-- Stored rows start --

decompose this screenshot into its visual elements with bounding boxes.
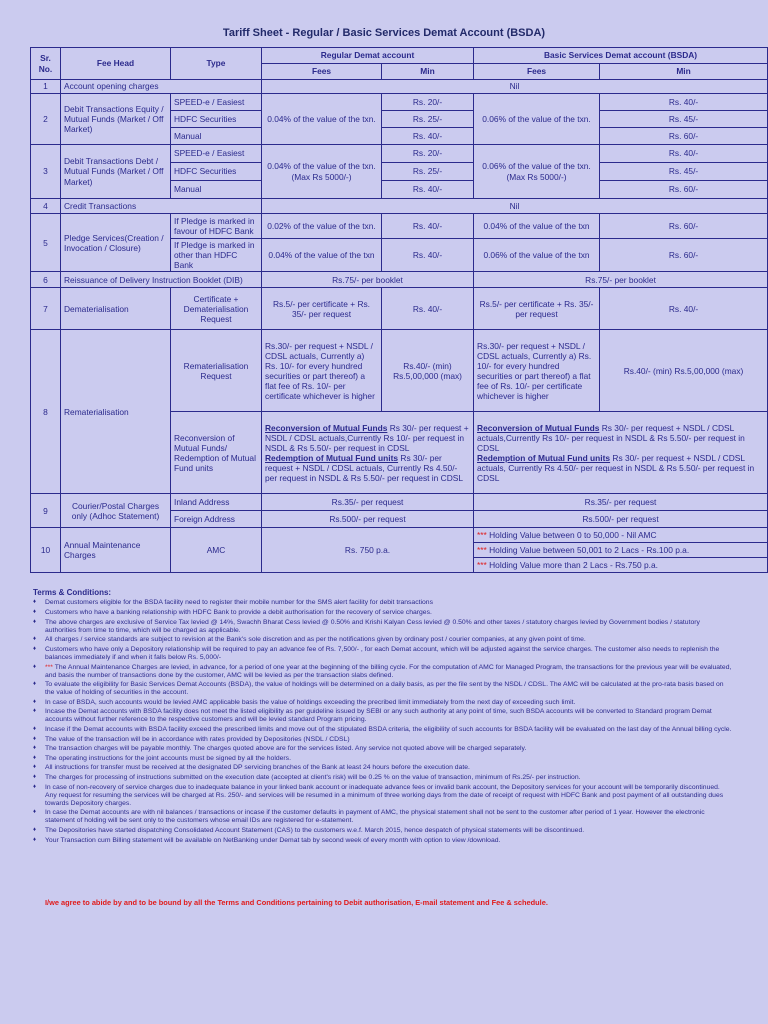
fee-type: HDFC Securities xyxy=(171,111,262,128)
row-number: 9 xyxy=(31,494,61,528)
header-bsda-fees: Fees xyxy=(474,64,600,80)
fee-head: Rematerialisation xyxy=(61,330,171,494)
list-item: ♦ Incase if the Demat accounts with BSDA facility exceed the prescribed limits and move out of the stipulated BSDA criteria, the eligibility of such accounts for BSDA facility will be evaluated on the last day of the Annual billing cycle. xyxy=(33,726,733,734)
redemption-label: Redemption of Mutual Fund units xyxy=(265,452,399,463)
tariff-table xyxy=(30,47,768,573)
header-regular-min: Min xyxy=(382,64,474,80)
regular-min: Rs. 25/- xyxy=(382,163,474,181)
row-number: 1 xyxy=(31,80,61,94)
list-item: ♦ Customers who have only a Depository relationship will be required to pay an advance fee of Rs. 7,500/- , for each Demat account, which will be adjusted against the service charges. The customer also needs to replenish the balances immediately if and when it falls below Rs. 5,000/- xyxy=(33,646,733,662)
bsda-fee xyxy=(474,412,768,494)
asterisk-mark: *** xyxy=(45,663,53,671)
regular-min: Rs. 20/- xyxy=(382,145,474,163)
table-row xyxy=(31,494,768,511)
fee-type: Manual xyxy=(171,128,262,145)
redemption-text: Rs 30/- per request + NSDL / CDSL actuals, Currently Rs 4.50/- per request in NSDL & Rs 5.50/- per request in CDSL xyxy=(477,452,755,483)
list-item: ♦ All charges / service standards are subject to revision at the Bank's sole discretion and as per the notifications given by ordinary post / courier companies, at any given point of time. xyxy=(33,636,733,644)
row-number: 2 xyxy=(31,94,61,145)
bsda-fee: 0.06% of the value of the txn. (Max Rs 5000/-) xyxy=(474,145,600,199)
list-item: ♦ The Depositories have started dispatching Consolidated Account Statement (CAS) to the customers w.e.f. March 2015, hence despatch of physical statements will be discontinued. xyxy=(33,827,733,835)
fee-type: Foreign Address xyxy=(171,511,262,528)
bsda-min: Rs. 45/- xyxy=(600,163,768,181)
table-row xyxy=(31,199,768,214)
list-item: ♦ The charges for processing of instructions submitted on the execution date (accepted at client's risk) will be 0.25 % on the value of transaction, minimum of Rs.25/- per instruction. xyxy=(33,774,733,782)
fee-type: If Pledge is marked in other than HDFC Bank xyxy=(171,239,262,272)
term-text: The Annual Maintenance Charges are levied, in advance, for a period of one year at the beginning of the billing cycle. For the computation of AMC for Managed Program, the transactions for the previous year will be evaluated, and basis the number of transactions done by the customer, AMC will be levied as per the transaction slabs defined. xyxy=(45,663,732,679)
agreement-statement: I/we agree to abide by and to be bound by all the Terms and Conditions pertaining to Debit authorisation, E-mail statement and Fee & schedule. xyxy=(45,898,548,907)
regular-fee: Rs.500/- per request xyxy=(262,511,474,528)
list-item: ♦ Incase the Demat accounts with BSDA facility does not meet the listed eligibility as per guideline issued by SEBI or any such authority at any point of time, such BSDA accounts will be converted to Standard program Demat accounts without further reference to the respective customers and will be levied standard Program pricing. xyxy=(33,708,733,724)
fee-head: Debit Transactions Debt / Mutual Funds (Market / Off Market) xyxy=(61,145,171,199)
row-number: 5 xyxy=(31,214,61,272)
header-fee-head: Fee Head xyxy=(61,48,171,80)
fee-type: SPEED-e / Easiest xyxy=(171,94,262,111)
list-item: ♦ The operating instructions for the joint accounts must be signed by all the holders. xyxy=(33,755,733,763)
bsda-fee: Rs.500/- per request xyxy=(474,511,768,528)
bsda-fee: Rs.30/- per request + NSDL / CDSL actuals, Currently a) Rs. 10/- for every hundred securities or part thereof) a flat fee of Rs. 10/- per certificate whichever is higher xyxy=(474,330,600,412)
list-item: ♦ In case of non-recovery of service charges due to inadequate balance in your linked bank account or inadequate advance fees or invalid bank account, the Depository services for your account will be temporarily discontinued. Any request for resuming the services will be charged at Rs. 250/- and services will be resumed in a minimum of three working days from the date of receipt of request with HDFC Bank and post payment of all outstanding dues towards Depository charges. xyxy=(33,784,733,808)
header-bsda-min: Min xyxy=(600,64,768,80)
regular-fee: 0.02% of the value of the txn. xyxy=(262,214,382,239)
fee-type: HDFC Securities xyxy=(171,163,262,181)
regular-fee xyxy=(262,412,474,494)
fee-type: Manual xyxy=(171,181,262,199)
header-bsda: Basic Services Demat account (BSDA) xyxy=(474,48,768,64)
fee-type: If Pledge is marked in favour of HDFC Bank xyxy=(171,214,262,239)
regular-fee: Rs.5/- per certificate + Rs. 35/- per request xyxy=(262,288,382,330)
row-number: 4 xyxy=(31,199,61,214)
list-item: ♦ In case the Demat accounts are with nil balances / transactions or incase if the customer defaults in payment of AMC, the physical statement shall not be sent to the customer after period of 1 year. However the electronic statement of holding will be sent only to the customers whose email IDs are registered for e-statement. xyxy=(33,809,733,825)
terms-section xyxy=(33,588,733,846)
list-item: ♦ The above charges are exclusive of Service Tax levied @ 14%, Swachh Bharat Cess levied @ 0.50% and Krishi Kalyan Cess levied @ 0.50% and other taxes / statutory charges levied by Government bodies / statutory authorities from time to time, which will be charged as applicable. xyxy=(33,619,733,635)
header-regular-fees: Fees xyxy=(262,64,382,80)
regular-min: Rs. 40/- xyxy=(382,239,474,272)
bsda-fee: Rs.75/- per booklet xyxy=(474,272,768,288)
table-row xyxy=(31,272,768,288)
table-row xyxy=(31,330,768,412)
header-regular: Regular Demat account xyxy=(262,48,474,64)
row-number: 8 xyxy=(31,330,61,494)
list-item: ♦ The transaction charges will be payable monthly. The charges quoted above are for the services listed. Any service not quoted above will be charged separately. xyxy=(33,745,733,753)
fee-type: Certificate + Dematerialisation Request xyxy=(171,288,262,330)
reconversion-label: Reconversion of Mutual Funds xyxy=(265,422,388,433)
bsda-amc-slab xyxy=(474,558,768,573)
regular-fee: Rs.30/- per request + NSDL / CDSL actuals, Currently a) Rs. 10/- for every hundred securities or part thereof) a flat fee of Rs. 10/- per certificate whichever is higher xyxy=(262,330,382,412)
bsda-fee: 0.06% of the value of the txn xyxy=(474,239,600,272)
regular-min: Rs. 25/- xyxy=(382,111,474,128)
fee-head: Debit Transactions Equity / Mutual Funds (Market / Off Market) xyxy=(61,94,171,145)
list-item: ♦ In case of BSDA, such accounts would be levied AMC applicable basis the value of holdings exceeding the precribed limit immediately from the next day of exceeding such limit. xyxy=(33,699,733,707)
asterisk-mark: *** xyxy=(477,530,487,541)
bsda-min: Rs. 60/- xyxy=(600,181,768,199)
header-row xyxy=(31,48,768,64)
regular-fee: 0.04% of the value of the txn xyxy=(262,239,382,272)
fee-head: Pledge Services(Creation / Invocation / Closure) xyxy=(61,214,171,272)
list-item: ♦ Customers who have a banking relationship with HDFC Bank to provide a debit authorisation for the recovery of service charges. xyxy=(33,609,733,617)
table-row xyxy=(31,528,768,543)
table-row xyxy=(31,145,768,163)
header-type: Type xyxy=(171,48,262,80)
bsda-fee: Rs.35/- per request xyxy=(474,494,768,511)
fee-type: AMC xyxy=(171,528,262,573)
regular-fee: 0.04% of the value of the txn. (Max Rs 5000/-) xyxy=(262,145,382,199)
redemption-text: Rs 30/- per request + NSDL / CDSL actuals, Currently Rs 4.50/- per request in NSDL & Rs 5.50/- per request in CDSL xyxy=(265,452,463,483)
list-item: ♦ Demat customers eligible for the BSDA facility need to register their mobile number for the SMS alert facility for debit transactions xyxy=(33,599,733,607)
bsda-min: Rs. 40/- xyxy=(600,145,768,163)
list-item: ♦ The value of the transaction will be in accordance with rates provided by Depositories (NSDL / CDSL) xyxy=(33,736,733,744)
fee-head: Courier/Postal Charges only (Adhoc Statement) xyxy=(61,494,171,528)
bsda-min: Rs.40/- (min) Rs.5,00,000 (max) xyxy=(600,330,768,412)
header-sr: Sr. No. xyxy=(31,48,61,80)
row-number: 6 xyxy=(31,272,61,288)
bsda-min: Rs. 40/- xyxy=(600,288,768,330)
regular-fee: Rs.75/- per booklet xyxy=(262,272,474,288)
list-item xyxy=(33,664,733,680)
reconversion-label: Reconversion of Mutual Funds xyxy=(477,422,600,433)
table-row xyxy=(31,214,768,239)
slab-text: Holding Value between 0 to 50,000 - Nil AMC xyxy=(486,530,657,541)
fee-value: Nil xyxy=(262,199,768,214)
regular-min: Rs. 40/- xyxy=(382,181,474,199)
bsda-min: Rs. 40/- xyxy=(600,94,768,111)
list-item: ♦ Your Transaction cum Billing statement will be available on NetBanking under Demat tab by second week of every month with option to view /download. xyxy=(33,837,733,845)
fee-head: Dematerialisation xyxy=(61,288,171,330)
table-row xyxy=(31,80,768,94)
bsda-fee: 0.06% of the value of the txn. xyxy=(474,94,600,145)
regular-fee: Rs. 750 p.a. xyxy=(262,528,474,573)
fee-type: Rematerialisation Request xyxy=(171,330,262,412)
fee-type: SPEED-e / Easiest xyxy=(171,145,262,163)
fee-head: Reissuance of Delivery Instruction Booklet (DIB) xyxy=(61,272,262,288)
row-number: 7 xyxy=(31,288,61,330)
page-title: Tariff Sheet - Regular / Basic Services Demat Account (BSDA) xyxy=(222,27,546,39)
list-item: ♦ To evaluate the eligibility for Basic Services Demat Accounts (BSDA), the value of holdings will be determined on a daily basis, as per the file sent by the NSDL / CDSL. The AMC will be calculated at the pro-rata basis based on the value of holding of securities in the account. xyxy=(33,681,733,697)
fee-type: Inland Address xyxy=(171,494,262,511)
bsda-fee: Rs.5/- per certificate + Rs. 35/- per request xyxy=(474,288,600,330)
regular-min: Rs. 40/- xyxy=(382,214,474,239)
table-row xyxy=(31,288,768,330)
regular-min: Rs. 40/- xyxy=(382,128,474,145)
regular-fee: Rs.35/- per request xyxy=(262,494,474,511)
list-item: ♦ All instructions for transfer must be received at the designated DP servicing branches of the Bank at least 24 hours before the execution date. xyxy=(33,764,733,772)
regular-fee: 0.04% of the value of the txn. xyxy=(262,94,382,145)
asterisk-mark: *** xyxy=(477,560,487,571)
bsda-min: Rs. 45/- xyxy=(600,111,768,128)
row-number: 10 xyxy=(31,528,61,573)
bsda-min: Rs. 60/- xyxy=(600,128,768,145)
bsda-min: Rs. 60/- xyxy=(600,239,768,272)
regular-min: Rs. 20/- xyxy=(382,94,474,111)
terms-heading: Terms & Conditions: xyxy=(33,588,112,597)
reconversion-text: Rs 30/- per request + NSDL / CDSL actuals,Currently Rs 10/- per request in NSDL & Rs 5.50/- per request in CDSL xyxy=(265,422,469,453)
regular-min: Rs. 40/- xyxy=(382,288,474,330)
bsda-min: Rs. 60/- xyxy=(600,214,768,239)
fee-head: Credit Transactions xyxy=(61,199,262,214)
slab-text: Holding Value between 50,001 to 2 Lacs - Rs.100 p.a. xyxy=(486,545,690,556)
bsda-amc-slab xyxy=(474,528,768,543)
redemption-label: Redemption of Mutual Fund units xyxy=(477,452,611,463)
asterisk-mark: *** xyxy=(477,545,487,556)
bsda-amc-slab xyxy=(474,543,768,558)
fee-head: Annual Maintenance Charges xyxy=(61,528,171,573)
regular-min: Rs.40/- (min) Rs.5,00,000 (max) xyxy=(382,330,474,412)
row-number: 3 xyxy=(31,145,61,199)
terms-list xyxy=(33,599,733,844)
bsda-fee: 0.04% of the value of the txn xyxy=(474,214,600,239)
fee-type: Reconversion of Mutual Funds/ Redemption of Mutual Fund units xyxy=(171,412,262,494)
slab-text: Holding Value more than 2 Lacs - Rs.750 p.a. xyxy=(486,560,658,571)
fee-value: Nil xyxy=(262,80,768,94)
reconversion-text: Rs 30/- per request + NSDL / CDSL actuals,Currently Rs 10/- per request in NSDL & Rs 5.50/- per request in CDSL xyxy=(477,422,745,453)
fee-head: Account opening charges xyxy=(61,80,262,94)
table-row xyxy=(31,94,768,111)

-- Stored rows end --

§ Your goal: Reproduce this listing line for line without any change, beginning at the line that contains "fee-type: HDFC Securities xyxy=(171,111,262,128)" and stopping after the line that contains "fee-type: Manual xyxy=(171,128,262,145)".

§ Task response:
fee-type: HDFC Securities xyxy=(171,111,262,128)
row-number: 9 xyxy=(31,494,61,528)
header-bsda-fees: Fees xyxy=(474,64,600,80)
fee-head: Rematerialisation xyxy=(61,330,171,494)
list-item: ♦ Incase if the Demat accounts with BSDA facility exceed the prescribed limits and move out of the stipulated BSDA criteria, the eligibility of such accounts for BSDA facility will be evaluated on the last day of the Annual billing cycle. xyxy=(33,726,733,734)
redemption-label: Redemption of Mutual Fund units xyxy=(265,452,399,463)
tariff-table xyxy=(30,47,768,573)
header-regular-min: Min xyxy=(382,64,474,80)
regular-min: Rs. 25/- xyxy=(382,163,474,181)
row-number: 1 xyxy=(31,80,61,94)
list-item: ♦ Customers who have only a Depository relationship will be required to pay an advance fee of Rs. 7,500/- , for each Demat account, which will be adjusted against the service charges. The customer also needs to replenish the balances immediately if and when it falls below Rs. 5,000/- xyxy=(33,646,733,662)
bsda-fee xyxy=(474,412,768,494)
asterisk-mark: *** xyxy=(45,663,53,671)
regular-min: Rs. 20/- xyxy=(382,145,474,163)
table-row xyxy=(31,494,768,511)
fee-type: Manual xyxy=(171,128,262,145)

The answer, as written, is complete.